WRITTEN TASK> Omit the pictures, please, and give each record below again exactly.

PROVIDED ENTRIES>
------

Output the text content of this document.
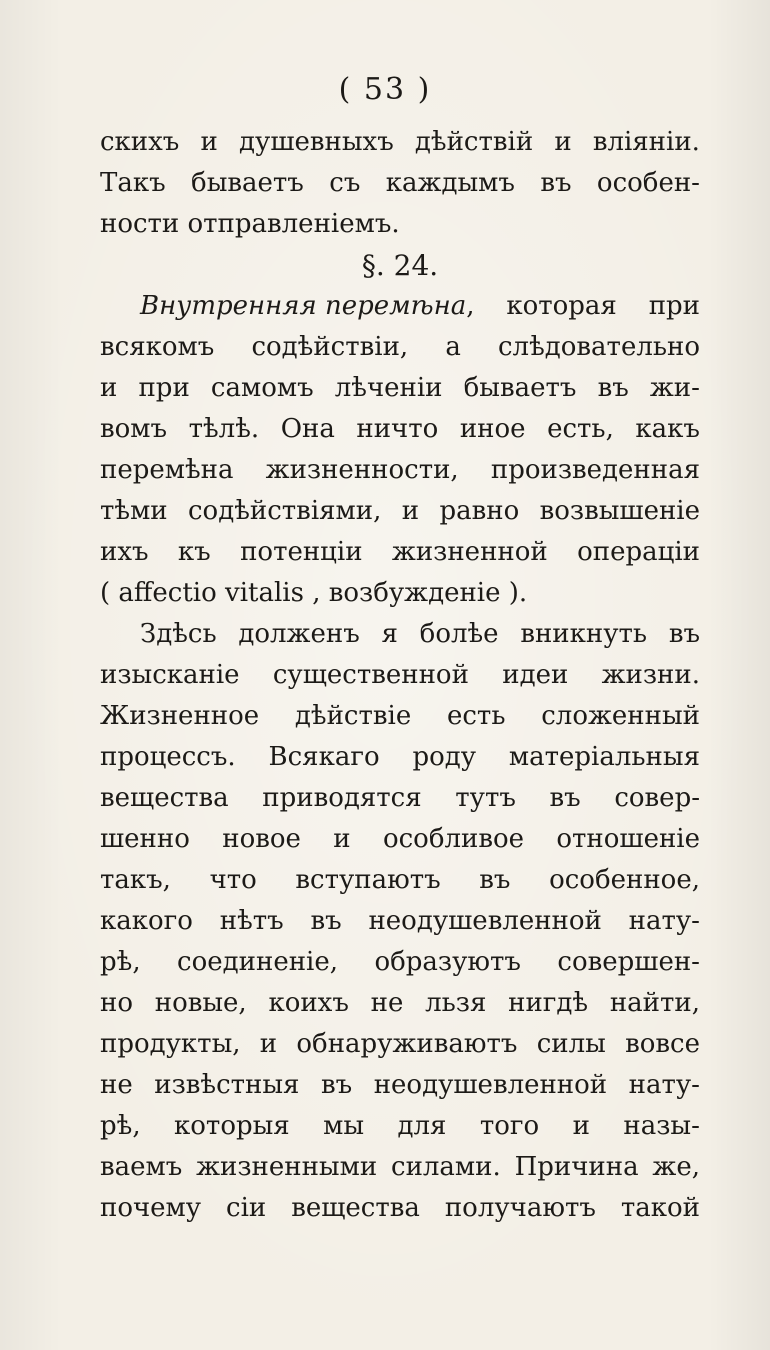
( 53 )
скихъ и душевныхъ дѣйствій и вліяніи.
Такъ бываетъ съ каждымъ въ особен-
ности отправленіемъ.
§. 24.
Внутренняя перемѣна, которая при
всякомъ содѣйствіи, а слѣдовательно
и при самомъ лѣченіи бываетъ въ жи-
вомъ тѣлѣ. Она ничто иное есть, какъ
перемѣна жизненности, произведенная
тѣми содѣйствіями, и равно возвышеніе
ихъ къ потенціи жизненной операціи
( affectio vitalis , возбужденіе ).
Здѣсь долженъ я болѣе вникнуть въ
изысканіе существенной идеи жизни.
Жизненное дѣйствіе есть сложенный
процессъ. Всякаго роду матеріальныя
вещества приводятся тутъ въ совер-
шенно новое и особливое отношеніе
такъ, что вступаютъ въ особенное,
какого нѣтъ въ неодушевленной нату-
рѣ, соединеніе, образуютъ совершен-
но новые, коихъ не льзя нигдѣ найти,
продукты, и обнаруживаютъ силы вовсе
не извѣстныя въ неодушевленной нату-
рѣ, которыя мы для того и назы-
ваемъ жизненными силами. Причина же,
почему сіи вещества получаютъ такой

------

TASK OUTPUT>
Output the text content of this document.
( 53 )
скихъ и душевныхъ дѣйствій и вліяніи.
Такъ бываетъ съ каждымъ въ особен-
ности отправленіемъ.
§. 24.
Внутренняя перемѣна, которая при
всякомъ содѣйствіи, а слѣдовательно
и при самомъ лѣченіи бываетъ въ жи-
вомъ тѣлѣ. Она ничто иное есть, какъ
перемѣна жизненности, произведенная
тѣми содѣйствіями, и равно возвышеніе
ихъ къ потенціи жизненной операціи
( affectio vitalis , возбужденіе ).
Здѣсь долженъ я болѣе вникнуть въ
изысканіе существенной идеи жизни.
Жизненное дѣйствіе есть сложенный
процессъ. Всякаго роду матеріальныя
вещества приводятся тутъ въ совер-
шенно новое и особливое отношеніе
такъ, что вступаютъ въ особенное,
какого нѣтъ въ неодушевленной нату-
рѣ, соединеніе, образуютъ совершен-
но новые, коихъ не льзя нигдѣ найти,
продукты, и обнаруживаютъ силы вовсе
не извѣстныя въ неодушевленной нату-
рѣ, которыя мы для того и назы-
ваемъ жизненными силами. Причина же,
почему сіи вещества получаютъ такой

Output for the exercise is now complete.